Pero también la muerte:
porque la permanencia sosegada y dichosa, llegada a esta primitiva rusticidad
que recorre todos los textos del ciclo “sanmariano” no podrá desplazar, sobre
todo en las últimas obras de Juan Carlos Onetti, la presencia de esa dolorosa
fisura creada en lo más profundo del ser -y acentuado con el paso del tiempo-
por nuestra fragilidad constitutiva. De modo que Santa María, que parecía capaz
de integrar las corrientes contradictorias de lo real, ¿deberá finalmente reconocer
su imposibilidad de consumar esta tarea temible? Nada de eso. Porque apenas nos
asomamos al verdadero status de la ciudad-pueblo, queda claro que ella
precisamente su ambiguo encanto no tanto a la pletórica e ingenua ostentación
de vitalidad como a su capacidad para domesticar la muerte.

★ ★ ★ ★ ★ ★ ★

● **Ejercicio breve 1**:
Enumera, en el orden en que aparecen, todas las palabras del fragmento sobre Onetti que terminan en «-idad».

★ ★ ★ ★ ★ ★ ★

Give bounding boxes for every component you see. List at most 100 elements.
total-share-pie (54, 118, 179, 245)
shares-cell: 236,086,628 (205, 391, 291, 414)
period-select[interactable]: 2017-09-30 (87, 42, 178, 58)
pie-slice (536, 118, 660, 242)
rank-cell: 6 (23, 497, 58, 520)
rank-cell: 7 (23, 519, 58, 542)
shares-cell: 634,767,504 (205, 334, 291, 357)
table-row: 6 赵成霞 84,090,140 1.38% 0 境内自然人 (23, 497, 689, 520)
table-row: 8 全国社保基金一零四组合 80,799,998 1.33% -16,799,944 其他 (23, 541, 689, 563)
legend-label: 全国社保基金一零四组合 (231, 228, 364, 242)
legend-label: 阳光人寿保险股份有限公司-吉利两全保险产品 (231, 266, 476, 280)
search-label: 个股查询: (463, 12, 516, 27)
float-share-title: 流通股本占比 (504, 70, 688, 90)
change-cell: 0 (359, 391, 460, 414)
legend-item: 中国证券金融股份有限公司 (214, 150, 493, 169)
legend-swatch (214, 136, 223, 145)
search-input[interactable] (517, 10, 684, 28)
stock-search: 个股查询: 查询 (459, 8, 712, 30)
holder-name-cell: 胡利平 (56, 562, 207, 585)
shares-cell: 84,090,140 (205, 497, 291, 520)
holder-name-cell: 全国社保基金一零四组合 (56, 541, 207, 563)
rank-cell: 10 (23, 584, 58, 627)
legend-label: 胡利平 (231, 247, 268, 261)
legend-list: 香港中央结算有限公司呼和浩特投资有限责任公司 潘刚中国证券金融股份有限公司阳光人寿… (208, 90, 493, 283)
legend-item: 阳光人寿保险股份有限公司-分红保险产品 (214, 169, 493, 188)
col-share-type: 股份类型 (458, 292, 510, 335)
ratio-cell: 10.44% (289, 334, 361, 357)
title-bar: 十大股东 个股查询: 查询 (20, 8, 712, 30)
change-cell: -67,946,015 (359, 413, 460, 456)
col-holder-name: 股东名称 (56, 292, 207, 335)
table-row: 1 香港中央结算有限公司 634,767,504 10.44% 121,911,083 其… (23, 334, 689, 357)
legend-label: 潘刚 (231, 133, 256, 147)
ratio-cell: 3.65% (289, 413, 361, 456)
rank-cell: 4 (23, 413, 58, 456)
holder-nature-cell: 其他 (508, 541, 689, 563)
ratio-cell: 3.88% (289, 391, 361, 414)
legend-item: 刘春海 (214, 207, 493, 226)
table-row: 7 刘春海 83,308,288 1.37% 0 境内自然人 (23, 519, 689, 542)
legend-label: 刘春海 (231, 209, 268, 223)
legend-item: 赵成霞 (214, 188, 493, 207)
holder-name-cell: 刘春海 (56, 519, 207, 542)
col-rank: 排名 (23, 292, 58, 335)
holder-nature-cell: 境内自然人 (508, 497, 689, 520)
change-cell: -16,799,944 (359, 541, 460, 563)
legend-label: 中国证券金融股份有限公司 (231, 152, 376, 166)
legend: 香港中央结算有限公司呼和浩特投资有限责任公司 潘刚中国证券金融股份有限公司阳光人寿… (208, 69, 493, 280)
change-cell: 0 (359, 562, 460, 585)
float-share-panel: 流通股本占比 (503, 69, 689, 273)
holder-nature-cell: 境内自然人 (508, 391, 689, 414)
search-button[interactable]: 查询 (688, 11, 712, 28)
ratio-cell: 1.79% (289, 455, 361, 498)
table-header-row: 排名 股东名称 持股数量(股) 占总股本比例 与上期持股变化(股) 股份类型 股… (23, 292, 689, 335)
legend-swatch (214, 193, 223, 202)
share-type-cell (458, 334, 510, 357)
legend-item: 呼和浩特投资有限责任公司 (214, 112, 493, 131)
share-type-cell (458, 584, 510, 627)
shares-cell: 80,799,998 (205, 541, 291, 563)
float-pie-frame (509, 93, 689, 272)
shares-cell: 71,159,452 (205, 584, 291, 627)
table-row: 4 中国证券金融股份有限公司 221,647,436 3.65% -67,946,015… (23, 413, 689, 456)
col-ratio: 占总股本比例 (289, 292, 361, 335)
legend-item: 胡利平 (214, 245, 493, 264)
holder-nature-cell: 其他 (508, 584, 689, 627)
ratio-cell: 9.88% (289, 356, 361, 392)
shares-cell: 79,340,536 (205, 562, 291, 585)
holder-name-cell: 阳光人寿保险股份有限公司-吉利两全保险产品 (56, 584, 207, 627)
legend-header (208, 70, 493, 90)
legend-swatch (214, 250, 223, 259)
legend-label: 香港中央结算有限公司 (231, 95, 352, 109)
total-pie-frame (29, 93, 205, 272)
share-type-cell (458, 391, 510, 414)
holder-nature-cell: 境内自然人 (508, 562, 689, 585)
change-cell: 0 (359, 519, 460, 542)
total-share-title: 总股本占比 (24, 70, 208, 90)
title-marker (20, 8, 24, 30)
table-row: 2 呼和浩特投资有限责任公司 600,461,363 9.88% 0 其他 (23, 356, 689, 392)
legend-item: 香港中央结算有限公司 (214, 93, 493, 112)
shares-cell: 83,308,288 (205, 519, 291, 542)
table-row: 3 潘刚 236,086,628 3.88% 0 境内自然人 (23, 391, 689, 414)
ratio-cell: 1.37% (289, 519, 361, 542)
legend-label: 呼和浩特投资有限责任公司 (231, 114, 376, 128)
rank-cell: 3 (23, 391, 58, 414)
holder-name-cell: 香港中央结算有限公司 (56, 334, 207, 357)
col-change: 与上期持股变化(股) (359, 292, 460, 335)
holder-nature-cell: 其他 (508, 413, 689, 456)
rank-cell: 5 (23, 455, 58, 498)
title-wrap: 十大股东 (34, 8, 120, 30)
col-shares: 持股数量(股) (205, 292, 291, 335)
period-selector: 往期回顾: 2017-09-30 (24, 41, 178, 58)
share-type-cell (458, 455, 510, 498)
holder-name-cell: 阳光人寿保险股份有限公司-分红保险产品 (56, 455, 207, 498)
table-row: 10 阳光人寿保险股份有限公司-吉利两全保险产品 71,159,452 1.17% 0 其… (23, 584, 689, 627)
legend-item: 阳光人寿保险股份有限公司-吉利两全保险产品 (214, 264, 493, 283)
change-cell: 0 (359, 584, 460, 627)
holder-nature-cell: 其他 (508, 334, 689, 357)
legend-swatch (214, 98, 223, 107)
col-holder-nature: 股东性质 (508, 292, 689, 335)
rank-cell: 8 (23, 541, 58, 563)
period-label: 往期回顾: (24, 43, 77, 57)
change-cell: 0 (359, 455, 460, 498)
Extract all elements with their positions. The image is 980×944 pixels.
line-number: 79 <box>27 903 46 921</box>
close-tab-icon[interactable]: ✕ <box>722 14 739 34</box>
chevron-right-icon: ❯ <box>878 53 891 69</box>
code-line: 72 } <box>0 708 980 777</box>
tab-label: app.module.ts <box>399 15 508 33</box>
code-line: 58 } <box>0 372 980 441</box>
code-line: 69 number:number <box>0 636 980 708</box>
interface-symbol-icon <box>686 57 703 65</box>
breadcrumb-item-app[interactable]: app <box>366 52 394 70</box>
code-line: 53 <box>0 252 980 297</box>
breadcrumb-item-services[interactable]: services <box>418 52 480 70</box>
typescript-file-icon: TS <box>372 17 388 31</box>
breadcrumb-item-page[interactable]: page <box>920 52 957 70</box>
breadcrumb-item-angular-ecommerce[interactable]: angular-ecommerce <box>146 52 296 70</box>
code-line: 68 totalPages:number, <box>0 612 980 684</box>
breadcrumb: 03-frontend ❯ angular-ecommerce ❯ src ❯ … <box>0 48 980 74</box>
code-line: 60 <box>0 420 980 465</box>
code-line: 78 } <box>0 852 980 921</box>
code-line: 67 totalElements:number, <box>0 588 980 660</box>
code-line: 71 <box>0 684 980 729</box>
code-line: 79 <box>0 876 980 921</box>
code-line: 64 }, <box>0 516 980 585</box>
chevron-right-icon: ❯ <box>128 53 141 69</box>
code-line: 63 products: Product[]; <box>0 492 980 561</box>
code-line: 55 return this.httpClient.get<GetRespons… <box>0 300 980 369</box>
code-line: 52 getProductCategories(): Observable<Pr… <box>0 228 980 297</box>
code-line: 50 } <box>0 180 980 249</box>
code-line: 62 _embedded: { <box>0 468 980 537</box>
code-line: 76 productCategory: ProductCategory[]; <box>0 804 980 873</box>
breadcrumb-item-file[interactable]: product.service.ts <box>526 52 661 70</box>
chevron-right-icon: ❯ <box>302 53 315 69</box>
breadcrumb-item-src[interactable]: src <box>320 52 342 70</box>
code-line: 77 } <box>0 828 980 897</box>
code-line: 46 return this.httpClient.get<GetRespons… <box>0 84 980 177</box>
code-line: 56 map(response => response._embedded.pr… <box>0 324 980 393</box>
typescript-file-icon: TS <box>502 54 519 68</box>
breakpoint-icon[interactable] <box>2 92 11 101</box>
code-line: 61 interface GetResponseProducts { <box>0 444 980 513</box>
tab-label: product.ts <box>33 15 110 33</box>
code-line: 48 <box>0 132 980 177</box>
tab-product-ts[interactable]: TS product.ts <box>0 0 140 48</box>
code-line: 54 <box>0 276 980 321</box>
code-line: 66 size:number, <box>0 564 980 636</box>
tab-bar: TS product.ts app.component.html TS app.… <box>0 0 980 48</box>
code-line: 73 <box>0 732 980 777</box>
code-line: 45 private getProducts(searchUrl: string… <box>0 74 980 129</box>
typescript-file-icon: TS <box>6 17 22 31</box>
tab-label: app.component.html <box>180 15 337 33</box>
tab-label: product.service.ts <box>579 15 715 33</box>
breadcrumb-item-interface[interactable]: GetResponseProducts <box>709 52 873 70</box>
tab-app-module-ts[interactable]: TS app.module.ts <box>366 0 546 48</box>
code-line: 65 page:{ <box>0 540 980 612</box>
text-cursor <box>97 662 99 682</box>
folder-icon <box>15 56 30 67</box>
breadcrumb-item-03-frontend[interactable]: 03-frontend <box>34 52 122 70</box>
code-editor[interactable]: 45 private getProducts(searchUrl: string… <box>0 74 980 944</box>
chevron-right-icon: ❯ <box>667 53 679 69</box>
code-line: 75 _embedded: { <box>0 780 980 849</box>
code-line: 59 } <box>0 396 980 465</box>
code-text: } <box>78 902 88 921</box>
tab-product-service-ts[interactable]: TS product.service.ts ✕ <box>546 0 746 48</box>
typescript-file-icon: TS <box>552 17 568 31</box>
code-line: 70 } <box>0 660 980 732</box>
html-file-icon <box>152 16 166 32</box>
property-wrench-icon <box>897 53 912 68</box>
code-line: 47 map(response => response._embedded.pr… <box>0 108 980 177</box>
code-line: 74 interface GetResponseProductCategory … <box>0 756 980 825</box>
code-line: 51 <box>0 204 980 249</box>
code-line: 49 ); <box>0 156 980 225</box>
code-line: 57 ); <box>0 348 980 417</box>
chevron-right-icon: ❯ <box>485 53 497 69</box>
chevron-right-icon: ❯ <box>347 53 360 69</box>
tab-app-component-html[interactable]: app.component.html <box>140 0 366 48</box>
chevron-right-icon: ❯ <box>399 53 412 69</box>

★ ★ ★ ★ ★ ★ ★

● **Ejercicio breve 2**:
Copia sin cambios las líneas de las entradas desde la primera hasta la que contiene "rank-cell: 6 (23, 497, 58, 520)", ambas incluidas.

● **Resultado 1**:
rusticidad, fragilidad, imposibilidad, vitalidad, capacidad

● **Resultado 2**:
Give bounding boxes for every component you see. List at most 100 elements.
total-share-pie (54, 118, 179, 245)
shares-cell: 236,086,628 (205, 391, 291, 414)
period-select[interactable]: 2017-09-30 (87, 42, 178, 58)
pie-slice (536, 118, 660, 242)
rank-cell: 6 (23, 497, 58, 520)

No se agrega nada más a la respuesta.